== Set exercise ==
In the listing below, pick out lines with "lidí".

Collected data
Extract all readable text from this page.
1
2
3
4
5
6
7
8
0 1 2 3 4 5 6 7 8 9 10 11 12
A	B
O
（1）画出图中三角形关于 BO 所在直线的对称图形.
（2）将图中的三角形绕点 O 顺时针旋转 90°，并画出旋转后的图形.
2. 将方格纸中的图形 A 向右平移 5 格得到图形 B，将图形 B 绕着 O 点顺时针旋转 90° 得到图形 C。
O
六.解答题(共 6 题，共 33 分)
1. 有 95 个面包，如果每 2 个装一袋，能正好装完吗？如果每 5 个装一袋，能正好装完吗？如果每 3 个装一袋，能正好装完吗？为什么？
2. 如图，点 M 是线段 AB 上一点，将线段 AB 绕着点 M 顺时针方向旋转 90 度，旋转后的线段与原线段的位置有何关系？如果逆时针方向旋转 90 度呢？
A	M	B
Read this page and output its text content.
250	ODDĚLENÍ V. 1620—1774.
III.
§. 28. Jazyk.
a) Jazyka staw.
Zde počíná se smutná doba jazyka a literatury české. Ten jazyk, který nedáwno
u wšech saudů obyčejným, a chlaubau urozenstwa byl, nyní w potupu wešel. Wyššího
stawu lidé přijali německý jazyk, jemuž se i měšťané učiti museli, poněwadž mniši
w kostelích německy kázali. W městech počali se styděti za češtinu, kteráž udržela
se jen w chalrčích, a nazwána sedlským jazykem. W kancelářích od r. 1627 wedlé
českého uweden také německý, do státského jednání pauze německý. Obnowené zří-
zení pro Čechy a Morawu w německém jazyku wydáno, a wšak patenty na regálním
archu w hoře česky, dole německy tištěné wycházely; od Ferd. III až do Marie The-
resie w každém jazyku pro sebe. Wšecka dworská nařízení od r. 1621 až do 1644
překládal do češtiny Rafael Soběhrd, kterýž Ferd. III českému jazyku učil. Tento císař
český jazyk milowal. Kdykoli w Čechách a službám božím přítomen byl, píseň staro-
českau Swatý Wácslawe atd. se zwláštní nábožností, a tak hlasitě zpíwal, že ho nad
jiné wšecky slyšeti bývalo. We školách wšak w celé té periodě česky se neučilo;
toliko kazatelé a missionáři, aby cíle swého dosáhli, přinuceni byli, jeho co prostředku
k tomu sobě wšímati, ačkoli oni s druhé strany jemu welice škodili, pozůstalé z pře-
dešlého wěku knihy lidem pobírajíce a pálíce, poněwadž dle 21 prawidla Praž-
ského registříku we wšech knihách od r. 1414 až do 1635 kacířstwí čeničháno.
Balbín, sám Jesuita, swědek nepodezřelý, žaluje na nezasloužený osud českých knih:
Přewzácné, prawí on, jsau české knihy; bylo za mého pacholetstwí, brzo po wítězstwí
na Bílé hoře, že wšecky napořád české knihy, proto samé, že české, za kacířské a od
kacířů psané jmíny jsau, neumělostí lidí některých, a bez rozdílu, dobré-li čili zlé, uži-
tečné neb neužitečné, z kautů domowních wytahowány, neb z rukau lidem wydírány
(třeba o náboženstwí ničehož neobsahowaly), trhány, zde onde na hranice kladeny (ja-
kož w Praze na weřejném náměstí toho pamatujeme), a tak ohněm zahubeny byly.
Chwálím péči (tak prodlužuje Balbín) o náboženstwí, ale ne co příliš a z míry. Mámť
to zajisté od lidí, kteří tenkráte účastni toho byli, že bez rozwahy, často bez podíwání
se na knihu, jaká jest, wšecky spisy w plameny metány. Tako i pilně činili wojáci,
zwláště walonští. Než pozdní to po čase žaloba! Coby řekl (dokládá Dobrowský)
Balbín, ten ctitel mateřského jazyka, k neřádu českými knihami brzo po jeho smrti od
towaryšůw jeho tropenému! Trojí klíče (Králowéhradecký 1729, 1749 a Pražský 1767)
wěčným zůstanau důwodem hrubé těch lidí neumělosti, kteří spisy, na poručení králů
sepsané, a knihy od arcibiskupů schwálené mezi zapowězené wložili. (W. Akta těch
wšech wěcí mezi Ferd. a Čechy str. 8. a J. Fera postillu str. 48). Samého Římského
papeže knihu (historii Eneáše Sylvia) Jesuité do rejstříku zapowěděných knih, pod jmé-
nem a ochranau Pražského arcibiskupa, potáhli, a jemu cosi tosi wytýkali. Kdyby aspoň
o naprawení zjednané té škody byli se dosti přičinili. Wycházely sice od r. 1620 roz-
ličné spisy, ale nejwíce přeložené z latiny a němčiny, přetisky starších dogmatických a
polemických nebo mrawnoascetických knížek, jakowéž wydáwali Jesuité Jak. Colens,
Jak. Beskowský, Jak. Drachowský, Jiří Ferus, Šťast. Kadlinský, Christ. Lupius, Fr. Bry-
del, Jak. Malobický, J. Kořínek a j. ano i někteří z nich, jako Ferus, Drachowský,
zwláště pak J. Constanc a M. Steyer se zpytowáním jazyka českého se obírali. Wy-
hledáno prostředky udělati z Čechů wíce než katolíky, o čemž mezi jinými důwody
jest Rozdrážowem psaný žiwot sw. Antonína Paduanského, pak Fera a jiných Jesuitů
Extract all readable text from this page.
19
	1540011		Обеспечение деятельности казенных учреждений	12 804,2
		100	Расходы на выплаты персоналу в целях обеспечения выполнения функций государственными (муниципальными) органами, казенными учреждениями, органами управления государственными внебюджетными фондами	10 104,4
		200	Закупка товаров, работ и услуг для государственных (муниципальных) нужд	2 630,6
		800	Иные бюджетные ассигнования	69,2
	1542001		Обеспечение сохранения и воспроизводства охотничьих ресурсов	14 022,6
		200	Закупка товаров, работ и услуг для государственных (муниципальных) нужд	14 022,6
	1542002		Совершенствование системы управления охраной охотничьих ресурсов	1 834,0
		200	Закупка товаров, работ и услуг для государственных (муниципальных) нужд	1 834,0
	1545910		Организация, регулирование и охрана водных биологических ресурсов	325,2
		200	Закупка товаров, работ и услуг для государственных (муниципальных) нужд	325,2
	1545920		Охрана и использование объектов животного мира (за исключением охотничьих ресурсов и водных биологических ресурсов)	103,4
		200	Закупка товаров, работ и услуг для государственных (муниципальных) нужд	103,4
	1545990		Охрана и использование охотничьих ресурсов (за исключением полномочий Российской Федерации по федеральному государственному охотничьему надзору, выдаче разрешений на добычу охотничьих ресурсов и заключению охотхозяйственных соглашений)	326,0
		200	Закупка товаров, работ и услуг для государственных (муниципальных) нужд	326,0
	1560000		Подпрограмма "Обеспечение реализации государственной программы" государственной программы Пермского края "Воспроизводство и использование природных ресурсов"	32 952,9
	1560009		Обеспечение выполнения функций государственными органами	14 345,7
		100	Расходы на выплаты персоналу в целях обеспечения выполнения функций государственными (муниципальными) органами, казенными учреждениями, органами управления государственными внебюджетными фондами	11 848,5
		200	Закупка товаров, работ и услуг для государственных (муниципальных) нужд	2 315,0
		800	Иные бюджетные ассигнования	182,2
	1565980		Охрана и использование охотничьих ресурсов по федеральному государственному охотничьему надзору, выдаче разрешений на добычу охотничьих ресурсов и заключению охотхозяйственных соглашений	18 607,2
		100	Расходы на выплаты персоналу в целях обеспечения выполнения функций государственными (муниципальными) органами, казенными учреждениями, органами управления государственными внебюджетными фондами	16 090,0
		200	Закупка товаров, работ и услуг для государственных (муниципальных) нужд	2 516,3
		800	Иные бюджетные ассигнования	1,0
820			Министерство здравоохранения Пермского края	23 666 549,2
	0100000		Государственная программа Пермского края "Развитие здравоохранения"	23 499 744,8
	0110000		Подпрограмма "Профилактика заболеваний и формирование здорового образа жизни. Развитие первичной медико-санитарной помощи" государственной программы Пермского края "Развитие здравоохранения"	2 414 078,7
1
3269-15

== Response to this exercise ==
kacířů psané jmíny jsau, neumělostí lidí některých, a bez rozdílu, dobré-li čili zlé, uži-
to zajisté od lidí, kteří tenkráte účastni toho byli, že bez rozwahy, často bez podíwání
wěčným zůstanau důwodem hrubé těch lidí neumělosti, kteří spisy, na poručení králů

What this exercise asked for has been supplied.